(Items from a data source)
********

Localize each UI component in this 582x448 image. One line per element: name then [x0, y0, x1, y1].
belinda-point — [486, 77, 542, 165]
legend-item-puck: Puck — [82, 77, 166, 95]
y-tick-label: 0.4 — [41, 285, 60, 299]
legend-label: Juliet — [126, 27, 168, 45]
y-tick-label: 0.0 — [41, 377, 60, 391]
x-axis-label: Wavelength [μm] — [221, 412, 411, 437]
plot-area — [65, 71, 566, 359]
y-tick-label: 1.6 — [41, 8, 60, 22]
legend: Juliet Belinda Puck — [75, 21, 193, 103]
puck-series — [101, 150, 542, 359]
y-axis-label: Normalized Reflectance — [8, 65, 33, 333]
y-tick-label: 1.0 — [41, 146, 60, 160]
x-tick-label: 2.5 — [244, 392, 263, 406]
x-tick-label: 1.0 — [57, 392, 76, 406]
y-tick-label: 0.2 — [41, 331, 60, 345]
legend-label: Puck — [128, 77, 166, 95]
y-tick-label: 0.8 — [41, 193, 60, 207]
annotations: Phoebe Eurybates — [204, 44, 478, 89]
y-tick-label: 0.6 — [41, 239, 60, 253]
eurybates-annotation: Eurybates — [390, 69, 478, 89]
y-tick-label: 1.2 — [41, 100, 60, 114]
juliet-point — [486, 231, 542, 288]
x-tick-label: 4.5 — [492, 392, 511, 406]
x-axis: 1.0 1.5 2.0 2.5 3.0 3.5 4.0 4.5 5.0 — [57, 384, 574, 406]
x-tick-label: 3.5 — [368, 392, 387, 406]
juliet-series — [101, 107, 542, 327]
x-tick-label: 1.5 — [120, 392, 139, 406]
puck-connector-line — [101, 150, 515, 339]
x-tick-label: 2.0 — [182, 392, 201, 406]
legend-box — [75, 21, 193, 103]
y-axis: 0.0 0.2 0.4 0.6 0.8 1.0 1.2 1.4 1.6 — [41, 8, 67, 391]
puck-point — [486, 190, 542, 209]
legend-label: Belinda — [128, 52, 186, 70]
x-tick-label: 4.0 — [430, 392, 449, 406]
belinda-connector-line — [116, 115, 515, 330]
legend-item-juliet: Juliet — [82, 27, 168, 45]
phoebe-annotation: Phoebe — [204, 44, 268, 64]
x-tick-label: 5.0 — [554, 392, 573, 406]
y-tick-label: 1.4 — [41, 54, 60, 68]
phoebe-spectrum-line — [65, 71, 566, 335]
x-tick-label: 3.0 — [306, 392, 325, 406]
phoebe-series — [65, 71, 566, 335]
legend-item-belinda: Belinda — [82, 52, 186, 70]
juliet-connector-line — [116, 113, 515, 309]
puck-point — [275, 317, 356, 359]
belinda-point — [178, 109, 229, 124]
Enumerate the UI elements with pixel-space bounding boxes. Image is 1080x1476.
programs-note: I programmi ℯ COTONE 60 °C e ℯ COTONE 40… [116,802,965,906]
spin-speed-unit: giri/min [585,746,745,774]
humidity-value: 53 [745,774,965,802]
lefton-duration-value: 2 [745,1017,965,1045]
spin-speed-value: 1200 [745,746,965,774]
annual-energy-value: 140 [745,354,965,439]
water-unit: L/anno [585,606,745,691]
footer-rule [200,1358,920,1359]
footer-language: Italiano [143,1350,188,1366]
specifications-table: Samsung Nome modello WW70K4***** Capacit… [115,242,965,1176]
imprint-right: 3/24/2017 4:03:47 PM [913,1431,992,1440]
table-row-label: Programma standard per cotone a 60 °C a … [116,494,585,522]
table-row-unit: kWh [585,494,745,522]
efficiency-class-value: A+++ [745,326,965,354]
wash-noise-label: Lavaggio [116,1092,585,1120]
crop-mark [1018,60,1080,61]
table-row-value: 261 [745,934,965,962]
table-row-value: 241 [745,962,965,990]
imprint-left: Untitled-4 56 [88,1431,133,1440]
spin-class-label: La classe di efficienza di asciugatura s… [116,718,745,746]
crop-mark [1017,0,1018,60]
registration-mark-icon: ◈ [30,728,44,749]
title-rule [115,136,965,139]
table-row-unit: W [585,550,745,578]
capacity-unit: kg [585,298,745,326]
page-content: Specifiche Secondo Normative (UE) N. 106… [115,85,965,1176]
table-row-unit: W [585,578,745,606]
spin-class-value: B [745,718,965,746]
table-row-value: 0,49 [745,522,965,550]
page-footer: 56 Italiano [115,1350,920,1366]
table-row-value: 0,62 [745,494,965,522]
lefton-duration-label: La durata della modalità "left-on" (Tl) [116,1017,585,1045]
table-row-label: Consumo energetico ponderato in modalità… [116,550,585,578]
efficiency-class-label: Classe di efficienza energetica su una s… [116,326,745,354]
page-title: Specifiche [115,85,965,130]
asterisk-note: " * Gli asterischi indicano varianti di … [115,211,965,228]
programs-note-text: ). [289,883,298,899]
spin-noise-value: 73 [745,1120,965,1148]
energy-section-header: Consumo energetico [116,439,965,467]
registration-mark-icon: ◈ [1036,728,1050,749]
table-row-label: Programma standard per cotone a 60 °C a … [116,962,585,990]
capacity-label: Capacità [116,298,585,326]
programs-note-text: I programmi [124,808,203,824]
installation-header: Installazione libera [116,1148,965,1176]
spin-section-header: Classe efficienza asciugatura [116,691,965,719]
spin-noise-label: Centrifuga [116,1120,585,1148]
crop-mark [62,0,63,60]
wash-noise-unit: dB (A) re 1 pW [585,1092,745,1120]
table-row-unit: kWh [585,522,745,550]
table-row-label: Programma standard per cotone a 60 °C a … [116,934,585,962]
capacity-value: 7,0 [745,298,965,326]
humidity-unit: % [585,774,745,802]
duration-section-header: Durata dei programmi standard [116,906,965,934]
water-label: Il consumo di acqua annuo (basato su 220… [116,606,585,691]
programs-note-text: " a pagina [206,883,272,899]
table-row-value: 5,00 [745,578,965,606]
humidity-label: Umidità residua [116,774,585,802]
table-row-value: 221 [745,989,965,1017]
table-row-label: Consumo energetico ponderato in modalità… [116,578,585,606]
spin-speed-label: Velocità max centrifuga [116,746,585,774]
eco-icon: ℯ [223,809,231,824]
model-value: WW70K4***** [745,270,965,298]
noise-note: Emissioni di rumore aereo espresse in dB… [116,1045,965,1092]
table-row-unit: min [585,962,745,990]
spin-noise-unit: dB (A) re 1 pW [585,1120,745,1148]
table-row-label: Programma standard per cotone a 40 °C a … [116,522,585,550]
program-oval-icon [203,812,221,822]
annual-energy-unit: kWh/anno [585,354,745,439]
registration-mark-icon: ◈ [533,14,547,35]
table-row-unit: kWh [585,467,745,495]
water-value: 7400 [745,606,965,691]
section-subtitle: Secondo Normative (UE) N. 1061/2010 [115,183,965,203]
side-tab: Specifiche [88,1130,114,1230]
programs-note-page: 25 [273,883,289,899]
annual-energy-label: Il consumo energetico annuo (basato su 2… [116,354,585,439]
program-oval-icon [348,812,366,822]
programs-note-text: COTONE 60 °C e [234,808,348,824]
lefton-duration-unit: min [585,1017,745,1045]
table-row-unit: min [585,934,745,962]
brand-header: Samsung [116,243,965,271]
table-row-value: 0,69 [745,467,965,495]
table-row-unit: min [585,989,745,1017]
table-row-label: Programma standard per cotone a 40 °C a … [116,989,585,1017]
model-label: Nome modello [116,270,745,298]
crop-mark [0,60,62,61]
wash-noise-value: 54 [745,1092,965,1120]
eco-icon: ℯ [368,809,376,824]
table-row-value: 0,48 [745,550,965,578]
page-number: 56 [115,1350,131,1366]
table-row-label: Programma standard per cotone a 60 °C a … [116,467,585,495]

********

• Problem to work on: Reproduce all of the items above, substituting "vertical-tick-label" for each occurrence of "y-tick-label" and leaving everything else unchanged.

• Result of this task:
Localize each UI component in this 582x448 image. One line per element: name then [x0, y0, x1, y1].
belinda-point — [486, 77, 542, 165]
legend-item-puck: Puck — [82, 77, 166, 95]
vertical-tick-label: 0.4 — [41, 285, 60, 299]
legend-label: Juliet — [126, 27, 168, 45]
vertical-tick-label: 0.0 — [41, 377, 60, 391]
x-axis-label: Wavelength [μm] — [221, 412, 411, 437]
plot-area — [65, 71, 566, 359]
vertical-tick-label: 1.6 — [41, 8, 60, 22]
legend: Juliet Belinda Puck — [75, 21, 193, 103]
puck-series — [101, 150, 542, 359]
y-axis-label: Normalized Reflectance — [8, 65, 33, 333]
vertical-tick-label: 1.0 — [41, 146, 60, 160]
x-tick-label: 2.5 — [244, 392, 263, 406]
x-tick-label: 1.0 — [57, 392, 76, 406]
vertical-tick-label: 0.2 — [41, 331, 60, 345]
legend-label: Puck — [128, 77, 166, 95]
vertical-tick-label: 0.8 — [41, 193, 60, 207]
annotations: Phoebe Eurybates — [204, 44, 478, 89]
vertical-tick-label: 0.6 — [41, 239, 60, 253]
eurybates-annotation: Eurybates — [390, 69, 478, 89]
vertical-tick-label: 1.2 — [41, 100, 60, 114]
juliet-point — [486, 231, 542, 288]
x-tick-label: 4.5 — [492, 392, 511, 406]
x-axis: 1.0 1.5 2.0 2.5 3.0 3.5 4.0 4.5 5.0 — [57, 384, 574, 406]
x-tick-label: 3.5 — [368, 392, 387, 406]
juliet-series — [101, 107, 542, 327]
x-tick-label: 1.5 — [120, 392, 139, 406]
puck-connector-line — [101, 150, 515, 339]
x-tick-label: 2.0 — [182, 392, 201, 406]
legend-box — [75, 21, 193, 103]
y-axis: 0.0 0.2 0.4 0.6 0.8 1.0 1.2 1.4 1.6 — [41, 8, 67, 391]
puck-point — [486, 190, 542, 209]
legend-label: Belinda — [128, 52, 186, 70]
x-tick-label: 4.0 — [430, 392, 449, 406]
belinda-connector-line — [116, 115, 515, 330]
legend-item-juliet: Juliet — [82, 27, 168, 45]
phoebe-annotation: Phoebe — [204, 44, 268, 64]
x-tick-label: 5.0 — [554, 392, 573, 406]
vertical-tick-label: 1.4 — [41, 54, 60, 68]
phoebe-spectrum-line — [65, 71, 566, 335]
x-tick-label: 3.0 — [306, 392, 325, 406]
phoebe-series — [65, 71, 566, 335]
legend-item-belinda: Belinda — [82, 52, 186, 70]
juliet-connector-line — [116, 113, 515, 309]
puck-point — [275, 317, 356, 359]
belinda-point — [178, 109, 229, 124]
Enumerate the UI elements with pixel-space bounding boxes. Image is 1080x1476.
programs-note: I programmi ℯ COTONE 60 °C e ℯ COTONE 40… [116,802,965,906]
spin-speed-unit: giri/min [585,746,745,774]
humidity-value: 53 [745,774,965,802]
lefton-duration-value: 2 [745,1017,965,1045]
spin-speed-value: 1200 [745,746,965,774]
annual-energy-value: 140 [745,354,965,439]
water-unit: L/anno [585,606,745,691]
footer-rule [200,1358,920,1359]
footer-language: Italiano [143,1350,188,1366]
specifications-table: Samsung Nome modello WW70K4***** Capacit… [115,242,965,1176]
imprint-right: 3/24/2017 4:03:47 PM [913,1431,992,1440]
table-row-label: Programma standard per cotone a 60 °C a … [116,494,585,522]
table-row-unit: kWh [585,494,745,522]
efficiency-class-value: A+++ [745,326,965,354]
wash-noise-label: Lavaggio [116,1092,585,1120]
crop-mark [1018,60,1080,61]
table-row-value: 261 [745,934,965,962]
table-row-value: 241 [745,962,965,990]
imprint-left: Untitled-4 56 [88,1431,133,1440]
spin-class-label: La classe di efficienza di asciugatura s… [116,718,745,746]
crop-mark [1017,0,1018,60]
registration-mark-icon: ◈ [30,728,44,749]
title-rule [115,136,965,139]
table-row-unit: W [585,550,745,578]
capacity-unit: kg [585,298,745,326]
page-content: Specifiche Secondo Normative (UE) N. 106… [115,85,965,1176]
table-row-unit: W [585,578,745,606]
spin-class-value: B [745,718,965,746]
table-row-value: 0,49 [745,522,965,550]
page-footer: 56 Italiano [115,1350,920,1366]
table-row-value: 0,62 [745,494,965,522]
lefton-duration-label: La durata della modalità "left-on" (Tl) [116,1017,585,1045]
table-row-label: Consumo energetico ponderato in modalità… [116,550,585,578]
efficiency-class-label: Classe di efficienza energetica su una s… [116,326,745,354]
page-title: Specifiche [115,85,965,130]
asterisk-note: " * Gli asterischi indicano varianti di … [115,211,965,228]
programs-note-text: ). [289,883,298,899]
spin-noise-value: 73 [745,1120,965,1148]
energy-section-header: Consumo energetico [116,439,965,467]
registration-mark-icon: ◈ [1036,728,1050,749]
table-row-label: Programma standard per cotone a 60 °C a … [116,962,585,990]
capacity-label: Capacità [116,298,585,326]
programs-note-text: I programmi [124,808,203,824]
installation-header: Installazione libera [116,1148,965,1176]
spin-section-header: Classe efficienza asciugatura [116,691,965,719]
spin-noise-label: Centrifuga [116,1120,585,1148]
crop-mark [62,0,63,60]
wash-noise-unit: dB (A) re 1 pW [585,1092,745,1120]
table-row-unit: kWh [585,522,745,550]
table-row-label: Programma standard per cotone a 60 °C a … [116,934,585,962]
capacity-value: 7,0 [745,298,965,326]
humidity-unit: % [585,774,745,802]
duration-section-header: Durata dei programmi standard [116,906,965,934]
water-label: Il consumo di acqua annuo (basato su 220… [116,606,585,691]
programs-note-text: " a pagina [206,883,272,899]
table-row-value: 5,00 [745,578,965,606]
humidity-label: Umidità residua [116,774,585,802]
table-row-value: 221 [745,989,965,1017]
table-row-label: Consumo energetico ponderato in modalità… [116,578,585,606]
spin-speed-label: Velocità max centrifuga [116,746,585,774]
eco-icon: ℯ [223,809,231,824]
model-value: WW70K4***** [745,270,965,298]
noise-note: Emissioni di rumore aereo espresse in dB… [116,1045,965,1092]
table-row-unit: min [585,962,745,990]
spin-noise-unit: dB (A) re 1 pW [585,1120,745,1148]
table-row-label: Programma standard per cotone a 40 °C a … [116,522,585,550]
program-oval-icon [203,812,221,822]
annual-energy-unit: kWh/anno [585,354,745,439]
registration-mark-icon: ◈ [533,14,547,35]
table-row-unit: kWh [585,467,745,495]
water-value: 7400 [745,606,965,691]
section-subtitle: Secondo Normative (UE) N. 1061/2010 [115,183,965,203]
side-tab: Specifiche [88,1130,114,1230]
programs-note-page: 25 [273,883,289,899]
annual-energy-label: Il consumo energetico annuo (basato su 2… [116,354,585,439]
program-oval-icon [348,812,366,822]
programs-note-text: COTONE 60 °C e [234,808,348,824]
lefton-duration-unit: min [585,1017,745,1045]
table-row-unit: min [585,934,745,962]
brand-header: Samsung [116,243,965,271]
table-row-value: 0,69 [745,467,965,495]
table-row-unit: min [585,989,745,1017]
table-row-label: Programma standard per cotone a 40 °C a … [116,989,585,1017]
model-label: Nome modello [116,270,745,298]
crop-mark [0,60,62,61]
wash-noise-value: 54 [745,1092,965,1120]
eco-icon: ℯ [368,809,376,824]
table-row-value: 0,48 [745,550,965,578]
page-number: 56 [115,1350,131,1366]
table-row-label: Programma standard per cotone a 60 °C a … [116,467,585,495]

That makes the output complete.